● **YOUR INSTRUCTIONS**: Leave the pictures out and transcribe every record exactly.

### MATERIAL SHOWN ###

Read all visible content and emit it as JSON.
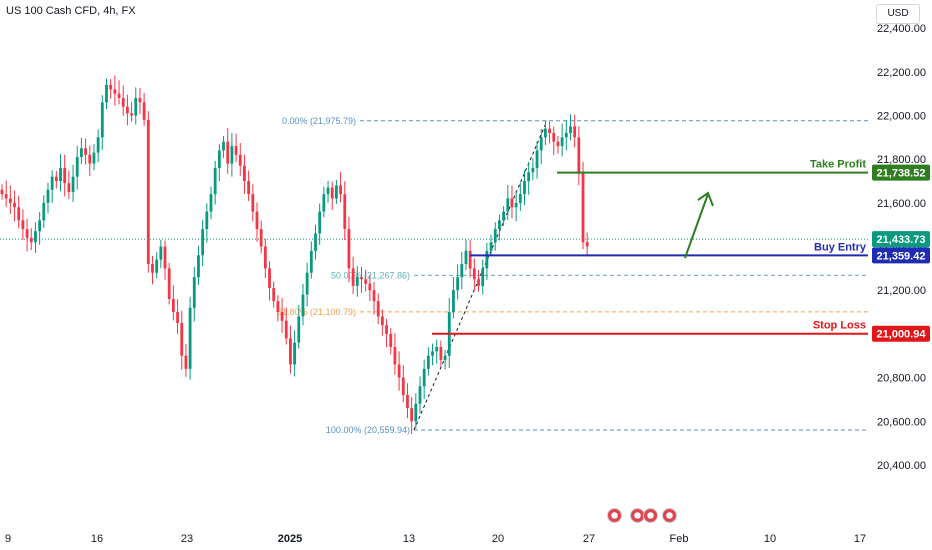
{
  "header": {
    "symbol": "US 100 Cash CFD, 4h, FX",
    "currency": "USD"
  },
  "chart_data": {
    "type": "candlestick",
    "y_axis": {
      "ticks": [
        20400,
        20600,
        20800,
        21000,
        21200,
        21400,
        21600,
        21800,
        22000,
        22200,
        22400
      ],
      "range": [
        20300,
        22440
      ]
    },
    "x_axis": {
      "ticks": [
        "9",
        "16",
        "23",
        "2025",
        "13",
        "20",
        "27",
        "Feb",
        "10",
        "17"
      ]
    },
    "closes": [
      21640,
      21620,
      21600,
      21580,
      21520,
      21480,
      21440,
      21420,
      21470,
      21520,
      21600,
      21660,
      21720,
      21700,
      21760,
      21690,
      21650,
      21720,
      21810,
      21850,
      21820,
      21780,
      21830,
      21900,
      22060,
      22140,
      22120,
      22100,
      22080,
      22040,
      22010,
      22000,
      22080,
      22060,
      21980,
      21320,
      21280,
      21340,
      21400,
      21300,
      21160,
      21100,
      21050,
      20900,
      20840,
      21120,
      21260,
      21360,
      21480,
      21560,
      21640,
      21760,
      21840,
      21880,
      21780,
      21860,
      21820,
      21770,
      21700,
      21640,
      21560,
      21480,
      21400,
      21300,
      21210,
      21150,
      21100,
      21060,
      20980,
      20860,
      20960,
      21080,
      21180,
      21280,
      21380,
      21460,
      21560,
      21640,
      21670,
      21620,
      21680,
      21640,
      21480,
      21300,
      21220,
      21260,
      21250,
      21230,
      21200,
      21150,
      21080,
      21040,
      21000,
      20940,
      20860,
      20800,
      20720,
      20660,
      20600,
      20680,
      20760,
      20840,
      20900,
      20920,
      20940,
      20880,
      20900,
      21100,
      21200,
      21260,
      21320,
      21380,
      21300,
      21250,
      21220,
      21300,
      21380,
      21420,
      21480,
      21520,
      21560,
      21620,
      21580,
      21600,
      21640,
      21700,
      21740,
      21760,
      21840,
      21900,
      21940,
      21920,
      21880,
      21860,
      21900,
      21920,
      21950,
      21900,
      21740,
      21420,
      21400
    ],
    "fibonacci": [
      {
        "label": "0.00% (21,975.79)",
        "price": 21975.79,
        "color": "#5b8fc6"
      },
      {
        "label": "50.00% (21,267.86)",
        "price": 21267.86,
        "color": "#5fb0b7"
      },
      {
        "label": "61.80% (21,100.79)",
        "price": 21100.79,
        "color": "#f2a154"
      },
      {
        "label": "100.00% (20,559.94)",
        "price": 20559.94,
        "color": "#5b8fc6"
      }
    ],
    "levels": [
      {
        "name": "Take Profit",
        "price": 21738.52,
        "price_label": "21,738.52",
        "color": "#2e7d1f"
      },
      {
        "name": "Buy Entry",
        "price": 21359.42,
        "price_label": "21,359.42",
        "color": "#1f2bb3"
      },
      {
        "name": "Stop Loss",
        "price": 21000.94,
        "price_label": "21,000.94",
        "color": "#e0161b"
      }
    ],
    "last_price": {
      "price": 21433.73,
      "label": "21,433.73",
      "color": "#089981"
    },
    "colors": {
      "up": "#089981",
      "down": "#f23645"
    }
  }
}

###

● **SOLUTION TO THE EXERCISE**:
Read all visible content and emit it as JSON.
{
  "header": {
    "symbol": "US 100 Cash CFD, 4h, FX",
    "currency": "USD"
  },
  "chart_data": {
    "type": "candlestick",
    "y_axis": {
      "ticks": [
        20400,
        20600,
        20800,
        21000,
        21200,
        21400,
        21600,
        21800,
        22000,
        22200,
        22400
      ],
      "range": [
        20300,
        22440
      ]
    },
    "x_axis": {
      "ticks": [
        "9",
        "16",
        "23",
        "2025",
        "13",
        "20",
        "27",
        "Feb",
        "10",
        "17"
      ]
    },
    "closes": [
      21640,
      21620,
      21600,
      21580,
      21520,
      21480,
      21440,
      21420,
      21470,
      21520,
      21600,
      21660,
      21720,
      21700,
      21760,
      21690,
      21650,
      21720,
      21810,
      21850,
      21820,
      21780,
      21830,
      21900,
      22060,
      22140,
      22120,
      22100,
      22080,
      22040,
      22010,
      22000,
      22080,
      22060,
      21980,
      21320,
      21280,
      21340,
      21400,
      21300,
      21160,
      21100,
      21050,
      20900,
      20840,
      21120,
      21260,
      21360,
      21480,
      21560,
      21640,
      21760,
      21840,
      21880,
      21780,
      21860,
      21820,
      21770,
      21700,
      21640,
      21560,
      21480,
      21400,
      21300,
      21210,
      21150,
      21100,
      21060,
      20980,
      20860,
      20960,
      21080,
      21180,
      21280,
      21380,
      21460,
      21560,
      21640,
      21670,
      21620,
      21680,
      21640,
      21480,
      21300,
      21220,
      21260,
      21250,
      21230,
      21200,
      21150,
      21080,
      21040,
      21000,
      20940,
      20860,
      20800,
      20720,
      20660,
      20600,
      20680,
      20760,
      20840,
      20900,
      20920,
      20940,
      20880,
      20900,
      21100,
      21200,
      21260,
      21320,
      21380,
      21300,
      21250,
      21220,
      21300,
      21380,
      21420,
      21480,
      21520,
      21560,
      21620,
      21580,
      21600,
      21640,
      21700,
      21740,
      21760,
      21840,
      21900,
      21940,
      21920,
      21880,
      21860,
      21900,
      21920,
      21950,
      21900,
      21740,
      21420,
      21400
    ],
    "fibonacci": [
      {
        "label": "0.00% (21,975.79)",
        "price": 21975.79,
        "color": "#5b8fc6"
      },
      {
        "label": "50.00% (21,267.86)",
        "price": 21267.86,
        "color": "#5fb0b7"
      },
      {
        "label": "61.80% (21,100.79)",
        "price": 21100.79,
        "color": "#f2a154"
      },
      {
        "label": "100.00% (20,559.94)",
        "price": 20559.94,
        "color": "#5b8fc6"
      }
    ],
    "levels": [
      {
        "name": "Take Profit",
        "price": 21738.52,
        "price_label": "21,738.52",
        "color": "#2e7d1f"
      },
      {
        "name": "Buy Entry",
        "price": 21359.42,
        "price_label": "21,359.42",
        "color": "#1f2bb3"
      },
      {
        "name": "Stop Loss",
        "price": 21000.94,
        "price_label": "21,000.94",
        "color": "#e0161b"
      }
    ],
    "last_price": {
      "price": 21433.73,
      "label": "21,433.73",
      "color": "#089981"
    },
    "colors": {
      "up": "#089981",
      "down": "#f23645"
    }
  }
}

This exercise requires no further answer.